**Stored data**
▼
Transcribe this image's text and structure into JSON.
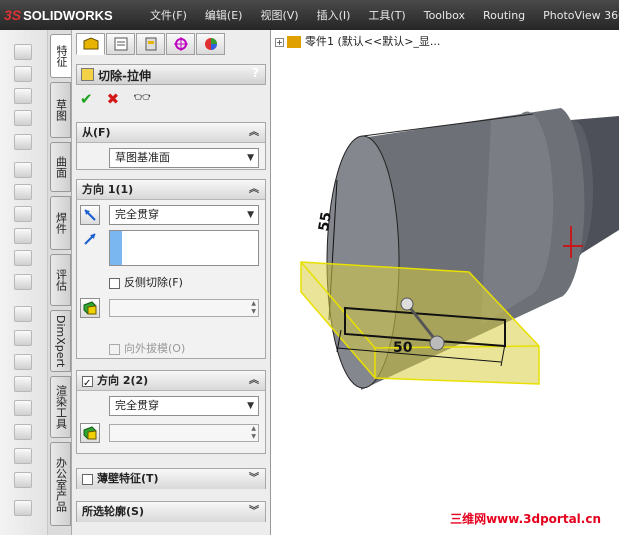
{
  "app": {
    "logo_text": "SOLIDWORKS",
    "logo_mark": "3S"
  },
  "menubar": {
    "items": [
      "文件(F)",
      "编辑(E)",
      "视图(V)",
      "插入(I)",
      "工具(T)",
      "Toolbox",
      "Routing",
      "PhotoView 360"
    ]
  },
  "vertical_tabs": [
    "特征",
    "草图",
    "曲面",
    "焊件",
    "评估",
    "DimXpert",
    "渲染工具",
    "办公室产品"
  ],
  "feature": {
    "title": "切除-拉伸",
    "help": "?"
  },
  "from_group": {
    "title": "从(F)",
    "value": "草图基准面"
  },
  "direction1": {
    "title": "方向 1(1)",
    "end_condition": "完全贯穿",
    "flip_side_label": "反侧切除(F)",
    "draft_outward_label": "向外拔模(O)"
  },
  "direction2": {
    "title": "方向 2(2)",
    "end_condition": "完全贯穿"
  },
  "thin_feature": {
    "title": "薄壁特征(T)"
  },
  "selected_contours": {
    "title": "所选轮廓(S)"
  },
  "tree": {
    "item": "零件1 (默认<<默认>_显..."
  },
  "model": {
    "dim_diameter": "55",
    "dim_width": "50"
  },
  "watermark": "三维网www.3dportal.cn",
  "colors": {
    "menubar": "#333333",
    "sketch_yellow": "#f2e600",
    "body_gray": "#6e7077",
    "watermark_red": "#e5001e"
  }
}
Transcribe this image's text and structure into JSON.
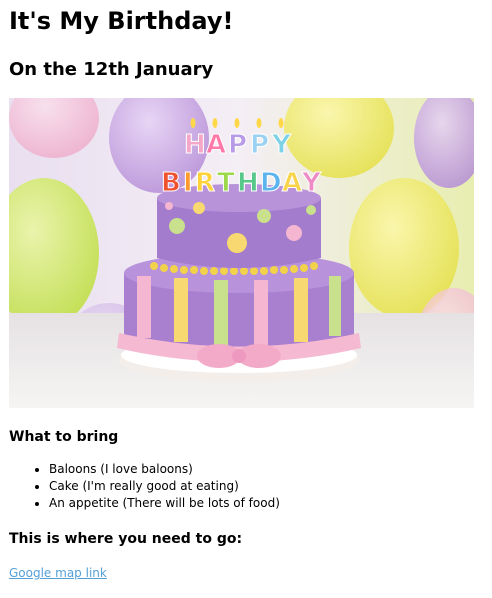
{
  "page": {
    "title": "It's My Birthday!",
    "date_heading": "On the 12th January"
  },
  "hero_image": {
    "alt": "birthday cake",
    "cake_lettering": "HAPPY BIRTHDAY",
    "icon": "birthday-cake-photo"
  },
  "bring": {
    "heading": "What to bring",
    "items": [
      "Baloons (I love baloons)",
      "Cake (I'm really good at eating)",
      "An appetite (There will be lots of food)"
    ]
  },
  "location": {
    "heading": "This is where you need to go:",
    "link_text": "Google map link"
  },
  "colors": {
    "link": "#56a0d8"
  }
}
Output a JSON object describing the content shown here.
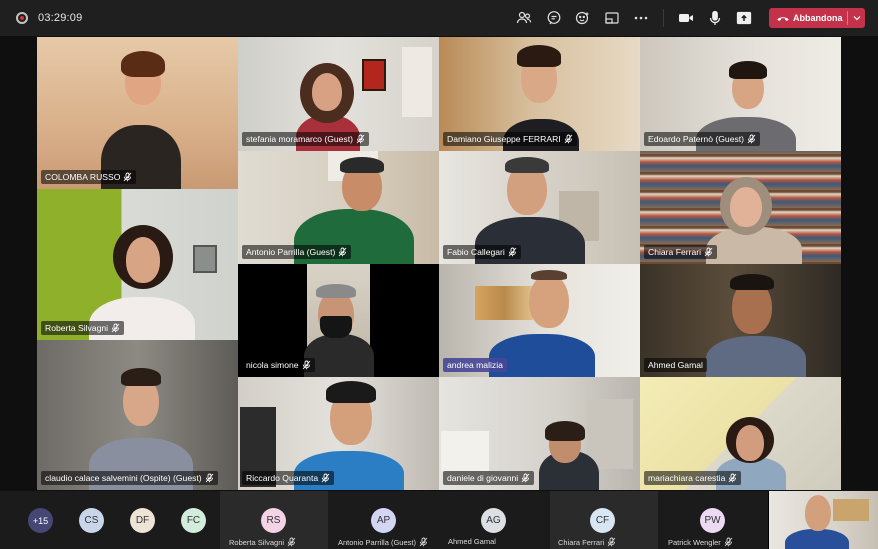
{
  "topbar": {
    "timer": "03:29:09",
    "icons": [
      "record-icon",
      "participants-icon",
      "chat-icon",
      "reactions-icon",
      "share-tray-icon",
      "more-icon",
      "camera-icon",
      "microphone-icon",
      "share-screen-icon"
    ],
    "leave_label": "Abbandona",
    "leave_color": "#c4314b"
  },
  "tiles": [
    {
      "name": "COLOMBA RUSSO",
      "active": false
    },
    {
      "name": "stefania moramarco (Guest)",
      "active": false
    },
    {
      "name": "Damiano Giuseppe FERRARI",
      "active": false
    },
    {
      "name": "Edoardo Paternò (Guest)",
      "active": false
    },
    {
      "name": "Antonio Parrilla (Guest)",
      "active": false
    },
    {
      "name": "Fabio Callegari",
      "active": false
    },
    {
      "name": "Chiara Ferrari",
      "active": false
    },
    {
      "name": "Roberta Silvagni",
      "active": false
    },
    {
      "name": "nicola simone",
      "active": false
    },
    {
      "name": "andrea malizia",
      "active": true
    },
    {
      "name": "Ahmed Gamal",
      "active": false
    },
    {
      "name": "claudio calace salvemini (Ospite) (Guest)",
      "active": false
    },
    {
      "name": "Riccardo Quaranta",
      "active": false
    },
    {
      "name": "daniele di giovanni",
      "active": false
    },
    {
      "name": "mariachiara carestia",
      "active": false
    }
  ],
  "bottombar": {
    "overflow": {
      "initials": "+15",
      "color": "#464775"
    },
    "avatars": [
      {
        "initials": "CS",
        "color": "#c9d6ea"
      },
      {
        "initials": "DF",
        "color": "#ede4d6"
      },
      {
        "initials": "FC",
        "color": "#d2eddc"
      }
    ],
    "cards": [
      {
        "initials": "RS",
        "name": "Roberta Silvagni",
        "color": "#f3d3e6",
        "muted": true
      },
      {
        "initials": "AP",
        "name": "Antonio Parrilla (Guest)",
        "color": "#d3d6f3",
        "muted": true
      },
      {
        "initials": "AG",
        "name": "Ahmed Gamal",
        "color": "#dcdfe3",
        "muted": false
      },
      {
        "initials": "CF",
        "name": "Chiara Ferrari",
        "color": "#d8e6f3",
        "muted": true
      },
      {
        "initials": "PW",
        "name": "Patrick Wengler",
        "color": "#ecdaf3",
        "muted": true
      }
    ]
  }
}
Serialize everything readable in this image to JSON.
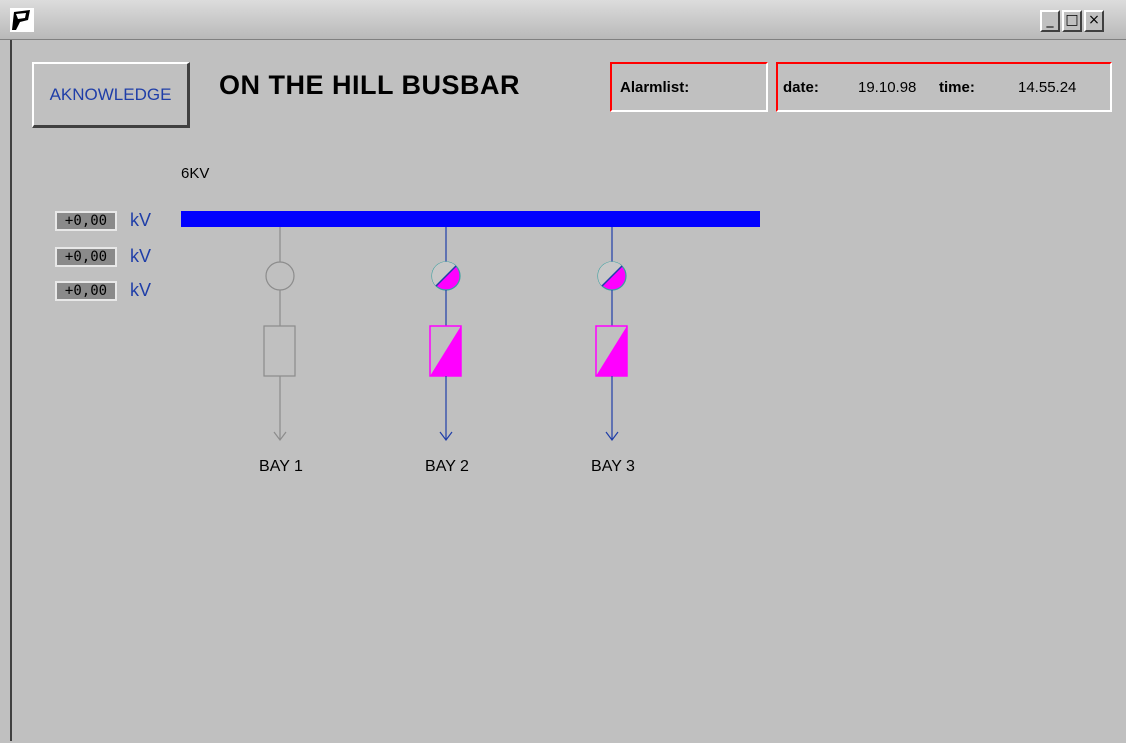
{
  "window": {
    "title": "",
    "controls": {
      "minimize": "_",
      "maximize": "□",
      "close": "×"
    }
  },
  "header": {
    "acknowledge_label": "AKNOWLEDGE",
    "title": "ON THE HILL BUSBAR"
  },
  "alarm_panel": {
    "label": "Alarmlist:"
  },
  "datetime_panel": {
    "date_label": "date:",
    "date_value": "19.10.98",
    "time_label": "time:",
    "time_value": "14.55.24"
  },
  "busbar": {
    "voltage_label": "6KV",
    "color": "#0000ff"
  },
  "measurements": [
    {
      "value": "+0,00",
      "unit": "kV"
    },
    {
      "value": "+0,00",
      "unit": "kV"
    },
    {
      "value": "+0,00",
      "unit": "kV"
    }
  ],
  "bays": [
    {
      "label": "BAY 1",
      "state": "off",
      "color": "#8c8c8c"
    },
    {
      "label": "BAY 2",
      "state": "on",
      "color": "#1f3ea8",
      "fill": "#ff00ff"
    },
    {
      "label": "BAY 3",
      "state": "on",
      "color": "#1f3ea8",
      "fill": "#ff00ff"
    }
  ]
}
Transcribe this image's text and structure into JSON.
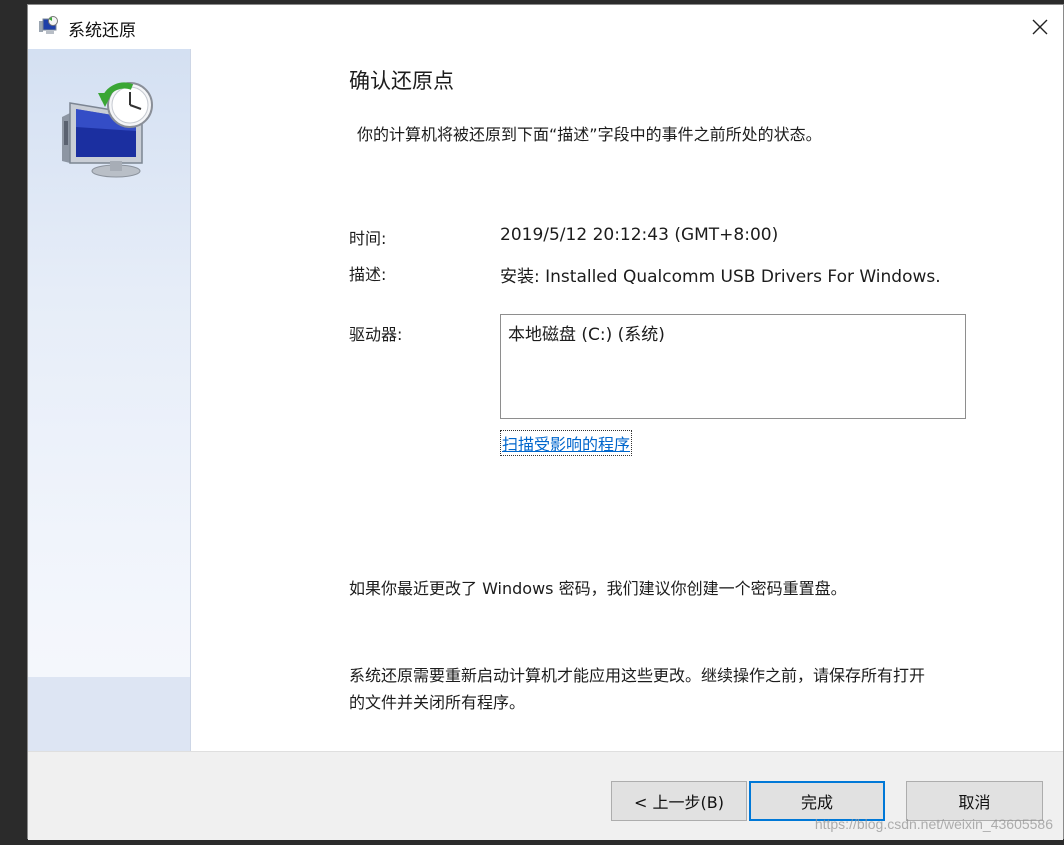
▲
**TASK PROMPT**
Restate the entire listing word for word, excluding pictures.

**OUTPUT FOR THIS EXERCISE**
Transcribe this image's text and structure into JSON.
{
  "app": {
    "logo_text": "SOLIDWORKS",
    "logo_mark": "3S"
  },
  "menubar": {
    "items": [
      "文件(F)",
      "编辑(E)",
      "视图(V)",
      "插入(I)",
      "工具(T)",
      "Toolbox",
      "Routing",
      "PhotoView 360"
    ]
  },
  "vertical_tabs": [
    "特征",
    "草图",
    "曲面",
    "焊件",
    "评估",
    "DimXpert",
    "渲染工具",
    "办公室产品"
  ],
  "feature": {
    "title": "切除-拉伸",
    "help": "?"
  },
  "from_group": {
    "title": "从(F)",
    "value": "草图基准面"
  },
  "direction1": {
    "title": "方向 1(1)",
    "end_condition": "完全贯穿",
    "flip_side_label": "反侧切除(F)",
    "draft_outward_label": "向外拔模(O)"
  },
  "direction2": {
    "title": "方向 2(2)",
    "end_condition": "完全贯穿"
  },
  "thin_feature": {
    "title": "薄壁特征(T)"
  },
  "selected_contours": {
    "title": "所选轮廓(S)"
  },
  "tree": {
    "item": "零件1 (默认<<默认>_显..."
  },
  "model": {
    "dim_diameter": "55",
    "dim_width": "50"
  },
  "watermark": "三维网www.3dportal.cn",
  "colors": {
    "menubar": "#333333",
    "sketch_yellow": "#f2e600",
    "body_gray": "#6e7077",
    "watermark_red": "#e5001e"
  }
}
Transcribe this image's text and structure into JSON.
{
  "page": {
    "title": "It's My Birthday!",
    "date_heading": "On the 12th January"
  },
  "hero_image": {
    "alt": "birthday cake",
    "cake_lettering": "HAPPY BIRTHDAY",
    "icon": "birthday-cake-photo"
  },
  "bring": {
    "heading": "What to bring",
    "items": [
      "Baloons (I love baloons)",
      "Cake (I'm really good at eating)",
      "An appetite (There will be lots of food)"
    ]
  },
  "location": {
    "heading": "This is where you need to go:",
    "link_text": "Google map link"
  },
  "colors": {
    "link": "#56a0d8"
  }
}
Output a JSON object describing the content shown here.
{
  "topbar": {
    "timer": "03:29:09",
    "icons": [
      "record-icon",
      "participants-icon",
      "chat-icon",
      "reactions-icon",
      "share-tray-icon",
      "more-icon",
      "camera-icon",
      "microphone-icon",
      "share-screen-icon"
    ],
    "leave_label": "Abbandona",
    "leave_color": "#c4314b"
  },
  "tiles": [
    {
      "name": "COLOMBA RUSSO",
      "active": false
    },
    {
      "name": "stefania moramarco (Guest)",
      "active": false
    },
    {
      "name": "Damiano Giuseppe FERRARI",
      "active": false
    },
    {
      "name": "Edoardo Paternò (Guest)",
      "active": false
    },
    {
      "name": "Antonio Parrilla (Guest)",
      "active": false
    },
    {
      "name": "Fabio Callegari",
      "active": false
    },
    {
      "name": "Chiara Ferrari",
      "active": false
    },
    {
      "name": "Roberta Silvagni",
      "active": false
    },
    {
      "name": "nicola simone",
      "active": false
    },
    {
      "name": "andrea malizia",
      "active": true
    },
    {
      "name": "Ahmed Gamal",
      "active": false
    },
    {
      "name": "claudio calace salvemini (Ospite) (Guest)",
      "active": false
    },
    {
      "name": "Riccardo Quaranta",
      "active": false
    },
    {
      "name": "daniele di giovanni",
      "active": false
    },
    {
      "name": "mariachiara carestia",
      "active": false
    }
  ],
  "bottombar": {
    "overflow": {
      "initials": "+15",
      "color": "#464775"
    },
    "avatars": [
      {
        "initials": "CS",
        "color": "#c9d6ea"
      },
      {
        "initials": "DF",
        "color": "#ede4d6"
      },
      {
        "initials": "FC",
        "color": "#d2eddc"
      }
    ],
    "cards": [
      {
        "initials": "RS",
        "name": "Roberta Silvagni",
        "color": "#f3d3e6",
        "muted": true
      },
      {
        "initials": "AP",
        "name": "Antonio Parrilla (Guest)",
        "color": "#d3d6f3",
        "muted": true
      },
      {
        "initials": "AG",
        "name": "Ahmed Gamal",
        "color": "#dcdfe3",
        "muted": false
      },
      {
        "initials": "CF",
        "name": "Chiara Ferrari",
        "color": "#d8e6f3",
        "muted": true
      },
      {
        "initials": "PW",
        "name": "Patrick Wengler",
        "color": "#ecdaf3",
        "muted": true
      }
    ]
  }
}
Serialize everything readable in this image to JSON.
{
  "window": {
    "title": "",
    "controls": {
      "minimize": "_",
      "maximize": "□",
      "close": "×"
    }
  },
  "header": {
    "acknowledge_label": "AKNOWLEDGE",
    "title": "ON THE HILL BUSBAR"
  },
  "alarm_panel": {
    "label": "Alarmlist:"
  },
  "datetime_panel": {
    "date_label": "date:",
    "date_value": "19.10.98",
    "time_label": "time:",
    "time_value": "14.55.24"
  },
  "busbar": {
    "voltage_label": "6KV",
    "color": "#0000ff"
  },
  "measurements": [
    {
      "value": "+0,00",
      "unit": "kV"
    },
    {
      "value": "+0,00",
      "unit": "kV"
    },
    {
      "value": "+0,00",
      "unit": "kV"
    }
  ],
  "bays": [
    {
      "label": "BAY 1",
      "state": "off",
      "color": "#8c8c8c"
    },
    {
      "label": "BAY 2",
      "state": "on",
      "color": "#1f3ea8",
      "fill": "#ff00ff"
    },
    {
      "label": "BAY 3",
      "state": "on",
      "color": "#1f3ea8",
      "fill": "#ff00ff"
    }
  ]
}
Transcribe this image's text and structure into JSON.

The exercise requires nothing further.